:: BRIEF ::
Each line of the material below that holds the word "links" needs to be copied.

+++

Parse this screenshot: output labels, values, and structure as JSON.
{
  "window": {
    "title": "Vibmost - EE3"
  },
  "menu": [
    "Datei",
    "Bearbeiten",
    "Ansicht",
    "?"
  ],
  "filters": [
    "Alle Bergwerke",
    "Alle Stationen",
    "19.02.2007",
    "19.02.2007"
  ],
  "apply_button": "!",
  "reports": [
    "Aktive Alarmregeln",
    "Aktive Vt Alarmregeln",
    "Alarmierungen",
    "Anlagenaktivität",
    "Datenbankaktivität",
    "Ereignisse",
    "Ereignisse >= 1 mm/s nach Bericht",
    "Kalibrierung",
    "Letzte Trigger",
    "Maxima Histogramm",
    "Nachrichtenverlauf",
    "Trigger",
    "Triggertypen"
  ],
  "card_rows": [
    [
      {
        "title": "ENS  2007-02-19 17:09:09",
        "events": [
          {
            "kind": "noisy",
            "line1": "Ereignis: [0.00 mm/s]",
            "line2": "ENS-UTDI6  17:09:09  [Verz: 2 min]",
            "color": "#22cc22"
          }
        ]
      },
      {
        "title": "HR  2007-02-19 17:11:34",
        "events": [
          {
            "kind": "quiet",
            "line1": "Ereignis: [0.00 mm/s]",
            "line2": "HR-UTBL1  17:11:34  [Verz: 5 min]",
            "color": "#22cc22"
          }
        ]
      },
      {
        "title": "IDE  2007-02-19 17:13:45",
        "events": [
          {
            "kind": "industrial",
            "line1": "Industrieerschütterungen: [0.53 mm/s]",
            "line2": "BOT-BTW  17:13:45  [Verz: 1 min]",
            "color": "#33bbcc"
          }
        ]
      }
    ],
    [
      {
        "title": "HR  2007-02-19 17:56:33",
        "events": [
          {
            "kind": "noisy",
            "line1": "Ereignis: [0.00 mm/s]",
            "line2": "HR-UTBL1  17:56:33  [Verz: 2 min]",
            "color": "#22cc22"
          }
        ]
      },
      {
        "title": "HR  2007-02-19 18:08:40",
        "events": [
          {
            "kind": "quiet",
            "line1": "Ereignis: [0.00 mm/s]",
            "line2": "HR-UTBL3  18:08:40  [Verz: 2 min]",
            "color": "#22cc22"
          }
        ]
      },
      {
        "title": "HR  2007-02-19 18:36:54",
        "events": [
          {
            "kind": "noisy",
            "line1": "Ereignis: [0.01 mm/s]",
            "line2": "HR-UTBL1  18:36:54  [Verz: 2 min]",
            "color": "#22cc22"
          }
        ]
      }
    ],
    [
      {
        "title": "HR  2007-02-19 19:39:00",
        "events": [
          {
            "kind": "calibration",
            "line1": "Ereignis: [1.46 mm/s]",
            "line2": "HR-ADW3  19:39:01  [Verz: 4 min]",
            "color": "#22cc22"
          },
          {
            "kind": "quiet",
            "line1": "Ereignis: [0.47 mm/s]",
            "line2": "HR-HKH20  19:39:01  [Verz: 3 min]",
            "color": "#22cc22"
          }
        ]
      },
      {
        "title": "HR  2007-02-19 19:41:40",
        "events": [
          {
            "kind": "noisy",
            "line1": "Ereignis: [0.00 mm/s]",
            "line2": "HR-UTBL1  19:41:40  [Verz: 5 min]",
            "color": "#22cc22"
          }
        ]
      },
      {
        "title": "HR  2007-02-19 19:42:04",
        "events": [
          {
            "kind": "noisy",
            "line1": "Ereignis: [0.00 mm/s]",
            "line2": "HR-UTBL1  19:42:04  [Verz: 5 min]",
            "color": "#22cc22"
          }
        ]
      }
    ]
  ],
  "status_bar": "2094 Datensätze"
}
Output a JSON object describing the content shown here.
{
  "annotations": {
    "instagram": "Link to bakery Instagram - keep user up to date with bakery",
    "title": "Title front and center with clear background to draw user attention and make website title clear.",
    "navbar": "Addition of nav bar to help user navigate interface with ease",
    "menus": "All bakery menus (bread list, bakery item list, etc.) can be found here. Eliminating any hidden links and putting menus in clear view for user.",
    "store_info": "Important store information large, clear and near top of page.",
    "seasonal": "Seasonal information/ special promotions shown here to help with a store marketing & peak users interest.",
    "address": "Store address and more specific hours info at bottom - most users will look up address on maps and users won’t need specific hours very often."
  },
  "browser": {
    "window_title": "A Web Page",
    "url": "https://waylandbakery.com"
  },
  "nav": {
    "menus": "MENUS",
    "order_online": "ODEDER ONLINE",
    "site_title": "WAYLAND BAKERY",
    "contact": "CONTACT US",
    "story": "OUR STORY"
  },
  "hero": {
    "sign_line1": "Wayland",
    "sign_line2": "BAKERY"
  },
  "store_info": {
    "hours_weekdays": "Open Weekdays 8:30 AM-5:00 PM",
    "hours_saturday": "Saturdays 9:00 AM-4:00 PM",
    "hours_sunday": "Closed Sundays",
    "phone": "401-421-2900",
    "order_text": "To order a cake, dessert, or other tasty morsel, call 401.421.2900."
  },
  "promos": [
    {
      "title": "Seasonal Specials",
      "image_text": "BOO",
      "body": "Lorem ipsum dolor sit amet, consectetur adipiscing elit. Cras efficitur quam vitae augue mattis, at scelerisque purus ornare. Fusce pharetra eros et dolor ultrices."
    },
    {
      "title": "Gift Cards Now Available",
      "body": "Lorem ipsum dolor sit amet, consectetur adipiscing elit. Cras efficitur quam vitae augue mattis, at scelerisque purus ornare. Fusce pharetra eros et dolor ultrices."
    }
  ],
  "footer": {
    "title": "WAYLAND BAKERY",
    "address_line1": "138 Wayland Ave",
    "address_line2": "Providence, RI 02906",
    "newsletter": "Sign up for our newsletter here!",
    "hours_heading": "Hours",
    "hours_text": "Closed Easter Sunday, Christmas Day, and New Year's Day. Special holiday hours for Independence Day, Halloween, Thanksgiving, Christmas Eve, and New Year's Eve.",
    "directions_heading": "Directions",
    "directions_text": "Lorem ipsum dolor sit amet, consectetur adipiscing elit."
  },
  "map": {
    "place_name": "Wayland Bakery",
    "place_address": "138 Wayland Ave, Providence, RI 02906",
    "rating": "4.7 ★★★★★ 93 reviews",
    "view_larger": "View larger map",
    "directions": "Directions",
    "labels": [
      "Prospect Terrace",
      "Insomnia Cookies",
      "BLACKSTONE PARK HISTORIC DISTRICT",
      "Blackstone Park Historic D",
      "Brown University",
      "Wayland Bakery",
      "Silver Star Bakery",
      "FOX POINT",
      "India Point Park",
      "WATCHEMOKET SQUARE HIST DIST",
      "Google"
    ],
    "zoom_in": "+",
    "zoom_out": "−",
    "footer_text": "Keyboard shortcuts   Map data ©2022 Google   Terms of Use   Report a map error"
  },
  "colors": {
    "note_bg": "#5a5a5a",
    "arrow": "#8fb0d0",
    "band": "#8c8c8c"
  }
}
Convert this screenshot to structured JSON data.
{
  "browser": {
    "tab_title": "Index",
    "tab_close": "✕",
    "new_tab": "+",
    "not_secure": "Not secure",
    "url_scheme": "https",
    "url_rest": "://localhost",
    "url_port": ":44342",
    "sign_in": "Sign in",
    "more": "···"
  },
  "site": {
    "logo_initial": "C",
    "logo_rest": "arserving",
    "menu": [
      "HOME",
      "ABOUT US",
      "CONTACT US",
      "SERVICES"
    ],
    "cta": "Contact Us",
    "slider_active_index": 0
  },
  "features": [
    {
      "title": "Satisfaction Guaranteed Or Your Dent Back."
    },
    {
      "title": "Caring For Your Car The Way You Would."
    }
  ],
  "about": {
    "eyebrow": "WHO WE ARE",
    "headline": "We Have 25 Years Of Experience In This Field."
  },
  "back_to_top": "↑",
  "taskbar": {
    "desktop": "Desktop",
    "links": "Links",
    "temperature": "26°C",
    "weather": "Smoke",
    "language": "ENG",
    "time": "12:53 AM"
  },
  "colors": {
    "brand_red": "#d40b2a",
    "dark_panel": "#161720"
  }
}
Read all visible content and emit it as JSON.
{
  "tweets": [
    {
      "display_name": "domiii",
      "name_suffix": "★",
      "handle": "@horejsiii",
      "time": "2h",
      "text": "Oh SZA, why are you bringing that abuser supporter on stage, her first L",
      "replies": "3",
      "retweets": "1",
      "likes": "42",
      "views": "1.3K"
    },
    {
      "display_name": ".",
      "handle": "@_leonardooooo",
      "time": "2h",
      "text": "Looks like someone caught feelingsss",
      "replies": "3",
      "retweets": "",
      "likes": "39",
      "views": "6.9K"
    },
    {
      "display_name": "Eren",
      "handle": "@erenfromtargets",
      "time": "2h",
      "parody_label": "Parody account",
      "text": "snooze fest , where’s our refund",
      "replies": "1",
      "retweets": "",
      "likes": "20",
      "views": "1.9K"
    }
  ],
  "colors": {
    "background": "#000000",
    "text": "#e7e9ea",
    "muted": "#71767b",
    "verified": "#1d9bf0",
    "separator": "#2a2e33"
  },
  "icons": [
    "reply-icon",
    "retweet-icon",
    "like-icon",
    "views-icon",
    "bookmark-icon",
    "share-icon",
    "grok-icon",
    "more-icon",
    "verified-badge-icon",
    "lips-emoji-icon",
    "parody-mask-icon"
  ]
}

+++

:: REPLY TO THE TASK ::
    "menus": "All bakery menus (bread list, bakery item list, etc.) can be found here. Eliminating any hidden links and putting menus in clear view for user.",
    "links": "Links",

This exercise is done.